[AIM]: Each line containing the word "grades" should be found and copied.

[GIVEN RECORDS]:
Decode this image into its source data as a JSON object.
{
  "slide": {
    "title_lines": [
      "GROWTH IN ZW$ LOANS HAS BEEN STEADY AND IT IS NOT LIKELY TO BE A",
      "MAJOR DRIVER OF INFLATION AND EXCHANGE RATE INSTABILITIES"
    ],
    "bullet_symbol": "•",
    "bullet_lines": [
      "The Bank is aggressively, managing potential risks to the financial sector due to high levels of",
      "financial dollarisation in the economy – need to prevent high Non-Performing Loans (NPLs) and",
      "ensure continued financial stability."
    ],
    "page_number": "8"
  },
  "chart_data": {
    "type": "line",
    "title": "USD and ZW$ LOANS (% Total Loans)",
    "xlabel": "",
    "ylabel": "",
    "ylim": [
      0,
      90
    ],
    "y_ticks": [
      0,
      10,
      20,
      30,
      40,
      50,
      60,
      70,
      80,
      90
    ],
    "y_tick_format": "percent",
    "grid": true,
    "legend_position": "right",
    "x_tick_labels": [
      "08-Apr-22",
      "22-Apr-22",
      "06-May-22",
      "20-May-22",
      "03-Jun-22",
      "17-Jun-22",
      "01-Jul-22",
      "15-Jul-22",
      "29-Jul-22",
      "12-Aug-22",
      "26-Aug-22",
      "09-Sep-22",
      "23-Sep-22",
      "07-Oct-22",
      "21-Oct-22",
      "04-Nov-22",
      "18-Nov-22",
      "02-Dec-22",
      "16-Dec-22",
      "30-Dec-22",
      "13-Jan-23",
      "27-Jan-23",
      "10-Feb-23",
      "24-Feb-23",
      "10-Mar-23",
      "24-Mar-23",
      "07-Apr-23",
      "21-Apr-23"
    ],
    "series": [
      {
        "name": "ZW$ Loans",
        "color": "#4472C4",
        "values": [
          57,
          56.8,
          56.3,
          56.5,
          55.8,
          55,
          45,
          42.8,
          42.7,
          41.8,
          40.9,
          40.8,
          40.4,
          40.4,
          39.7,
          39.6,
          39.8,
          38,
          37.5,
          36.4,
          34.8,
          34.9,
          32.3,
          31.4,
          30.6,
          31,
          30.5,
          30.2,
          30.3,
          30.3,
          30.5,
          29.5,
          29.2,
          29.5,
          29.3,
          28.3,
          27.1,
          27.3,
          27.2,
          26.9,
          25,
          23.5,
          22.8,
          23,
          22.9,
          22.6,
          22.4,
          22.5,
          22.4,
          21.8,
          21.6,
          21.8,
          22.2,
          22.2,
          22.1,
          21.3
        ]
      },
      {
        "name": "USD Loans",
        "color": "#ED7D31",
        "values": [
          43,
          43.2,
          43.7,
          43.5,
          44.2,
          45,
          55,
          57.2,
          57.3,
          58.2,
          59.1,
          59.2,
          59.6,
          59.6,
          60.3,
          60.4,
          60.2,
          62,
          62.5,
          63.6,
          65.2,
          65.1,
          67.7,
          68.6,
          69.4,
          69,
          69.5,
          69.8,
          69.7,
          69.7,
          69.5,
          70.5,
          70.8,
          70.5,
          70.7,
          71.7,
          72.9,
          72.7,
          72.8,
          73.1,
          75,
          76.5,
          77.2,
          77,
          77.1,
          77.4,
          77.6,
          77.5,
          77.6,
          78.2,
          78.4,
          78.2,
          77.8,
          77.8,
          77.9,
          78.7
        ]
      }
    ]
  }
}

...

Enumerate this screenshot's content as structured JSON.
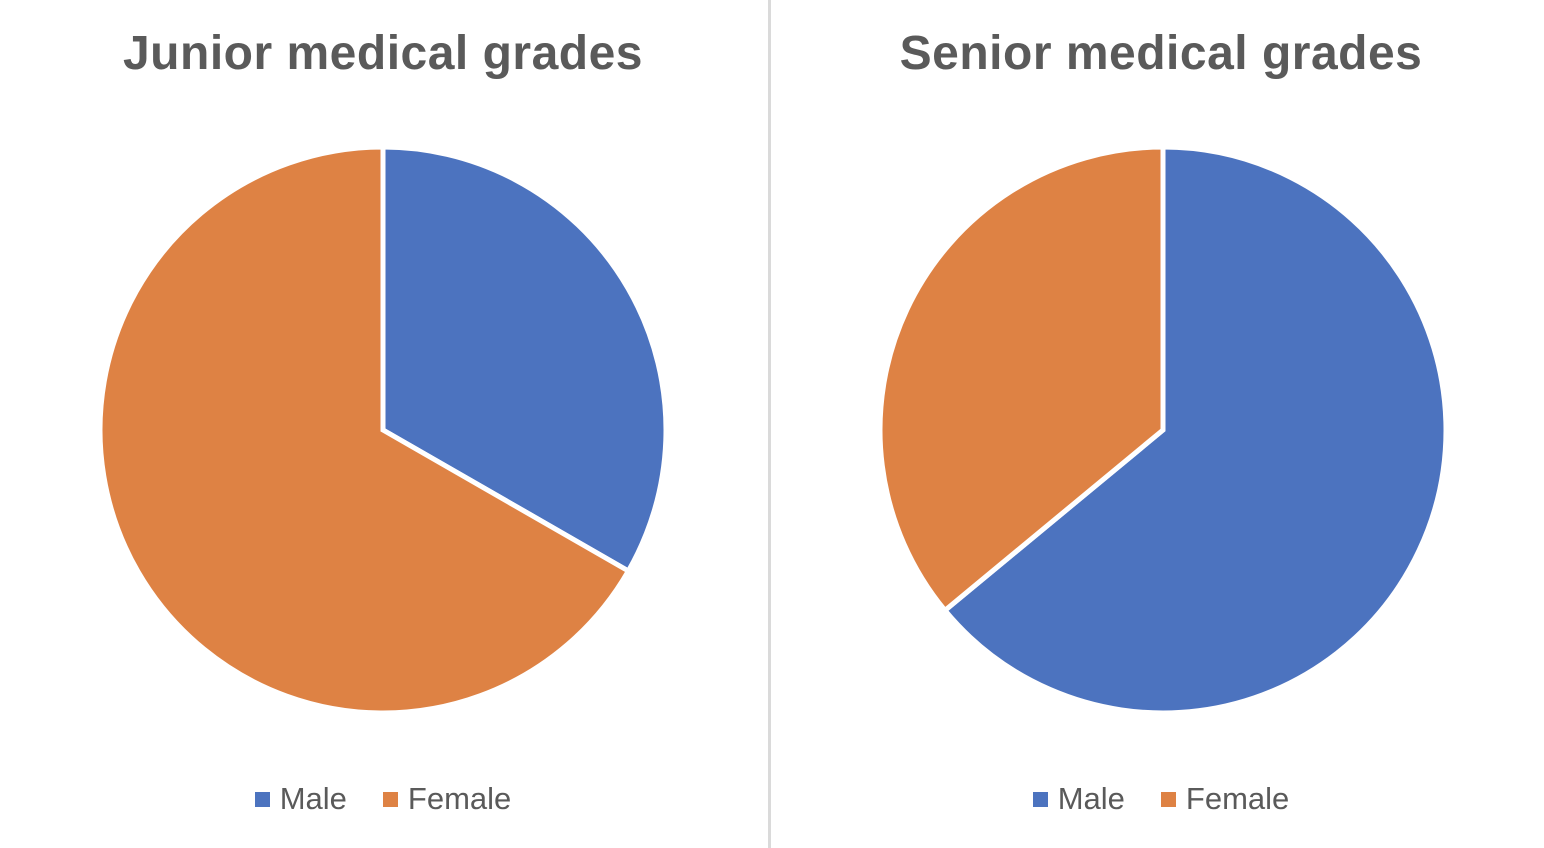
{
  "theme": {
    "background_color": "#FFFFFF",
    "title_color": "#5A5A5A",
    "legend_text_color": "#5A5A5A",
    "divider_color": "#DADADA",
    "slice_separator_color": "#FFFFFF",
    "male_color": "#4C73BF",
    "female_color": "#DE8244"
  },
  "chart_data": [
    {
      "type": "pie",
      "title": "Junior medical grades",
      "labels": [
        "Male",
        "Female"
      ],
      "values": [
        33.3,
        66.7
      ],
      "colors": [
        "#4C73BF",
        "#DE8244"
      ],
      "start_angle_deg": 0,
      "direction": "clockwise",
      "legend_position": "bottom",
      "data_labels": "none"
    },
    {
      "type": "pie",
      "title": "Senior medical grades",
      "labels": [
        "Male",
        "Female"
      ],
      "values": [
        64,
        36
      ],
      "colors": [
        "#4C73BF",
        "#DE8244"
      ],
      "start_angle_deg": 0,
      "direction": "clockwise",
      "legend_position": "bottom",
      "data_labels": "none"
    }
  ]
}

[COMPLETED EXERCISE]:
      "title": "Junior medical grades",
      "title": "Senior medical grades",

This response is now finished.